Problem statement: Your task is to count the lines of the entries below that include the word "άποφάσεις" and to give only the resulting number.

(Dataset excerpt)
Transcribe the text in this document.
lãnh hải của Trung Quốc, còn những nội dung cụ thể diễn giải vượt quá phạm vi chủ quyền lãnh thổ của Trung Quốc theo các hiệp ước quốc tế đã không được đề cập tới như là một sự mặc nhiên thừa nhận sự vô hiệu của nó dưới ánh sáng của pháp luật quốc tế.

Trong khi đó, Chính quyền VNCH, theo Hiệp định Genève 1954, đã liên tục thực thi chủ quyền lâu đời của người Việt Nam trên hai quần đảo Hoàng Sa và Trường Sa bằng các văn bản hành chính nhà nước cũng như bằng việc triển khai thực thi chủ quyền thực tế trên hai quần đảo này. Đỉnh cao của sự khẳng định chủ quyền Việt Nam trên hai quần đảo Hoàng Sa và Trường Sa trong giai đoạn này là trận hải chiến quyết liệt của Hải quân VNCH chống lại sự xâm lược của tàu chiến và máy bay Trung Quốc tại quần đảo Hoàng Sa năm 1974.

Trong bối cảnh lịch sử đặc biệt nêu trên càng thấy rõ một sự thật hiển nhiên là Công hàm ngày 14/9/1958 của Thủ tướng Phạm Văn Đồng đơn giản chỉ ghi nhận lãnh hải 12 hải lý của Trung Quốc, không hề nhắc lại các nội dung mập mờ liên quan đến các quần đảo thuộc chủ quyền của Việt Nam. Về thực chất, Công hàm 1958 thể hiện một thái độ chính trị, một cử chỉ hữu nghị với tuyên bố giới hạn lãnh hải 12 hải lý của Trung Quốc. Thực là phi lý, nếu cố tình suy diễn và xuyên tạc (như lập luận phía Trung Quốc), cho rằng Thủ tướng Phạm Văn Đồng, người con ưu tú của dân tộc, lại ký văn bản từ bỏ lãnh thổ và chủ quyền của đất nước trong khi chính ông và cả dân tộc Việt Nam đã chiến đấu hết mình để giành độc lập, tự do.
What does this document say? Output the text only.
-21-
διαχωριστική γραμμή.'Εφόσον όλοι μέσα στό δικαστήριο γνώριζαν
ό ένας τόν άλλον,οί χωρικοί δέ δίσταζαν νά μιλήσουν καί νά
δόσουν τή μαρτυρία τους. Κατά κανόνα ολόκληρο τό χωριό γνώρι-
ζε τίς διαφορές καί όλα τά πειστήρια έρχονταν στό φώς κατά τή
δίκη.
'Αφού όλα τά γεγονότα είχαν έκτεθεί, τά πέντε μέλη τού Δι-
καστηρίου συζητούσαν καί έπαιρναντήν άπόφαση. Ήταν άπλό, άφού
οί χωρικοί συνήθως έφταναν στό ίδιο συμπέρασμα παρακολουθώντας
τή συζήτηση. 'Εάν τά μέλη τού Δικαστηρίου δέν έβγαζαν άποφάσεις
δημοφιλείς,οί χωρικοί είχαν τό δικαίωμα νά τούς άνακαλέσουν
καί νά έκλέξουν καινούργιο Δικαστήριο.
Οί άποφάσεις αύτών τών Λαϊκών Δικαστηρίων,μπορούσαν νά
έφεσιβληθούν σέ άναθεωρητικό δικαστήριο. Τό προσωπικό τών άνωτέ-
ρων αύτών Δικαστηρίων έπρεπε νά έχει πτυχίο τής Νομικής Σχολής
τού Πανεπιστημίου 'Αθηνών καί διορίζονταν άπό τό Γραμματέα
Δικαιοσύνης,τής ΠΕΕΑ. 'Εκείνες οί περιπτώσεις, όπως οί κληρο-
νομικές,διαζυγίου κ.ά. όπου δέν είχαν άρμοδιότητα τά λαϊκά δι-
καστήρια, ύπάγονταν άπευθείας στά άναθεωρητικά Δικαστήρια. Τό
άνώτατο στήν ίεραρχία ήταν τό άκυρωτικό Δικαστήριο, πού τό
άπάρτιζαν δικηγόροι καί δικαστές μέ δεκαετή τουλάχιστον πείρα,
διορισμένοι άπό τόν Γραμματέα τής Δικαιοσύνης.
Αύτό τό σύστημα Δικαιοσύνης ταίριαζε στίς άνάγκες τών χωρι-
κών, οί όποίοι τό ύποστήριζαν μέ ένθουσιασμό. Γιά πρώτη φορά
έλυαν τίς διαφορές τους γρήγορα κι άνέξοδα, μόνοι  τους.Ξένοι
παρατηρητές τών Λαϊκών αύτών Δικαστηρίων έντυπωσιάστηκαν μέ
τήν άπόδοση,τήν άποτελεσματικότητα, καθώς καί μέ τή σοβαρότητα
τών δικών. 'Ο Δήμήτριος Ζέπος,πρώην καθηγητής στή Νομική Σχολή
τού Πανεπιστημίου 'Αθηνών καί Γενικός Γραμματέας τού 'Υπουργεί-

Completed task: 2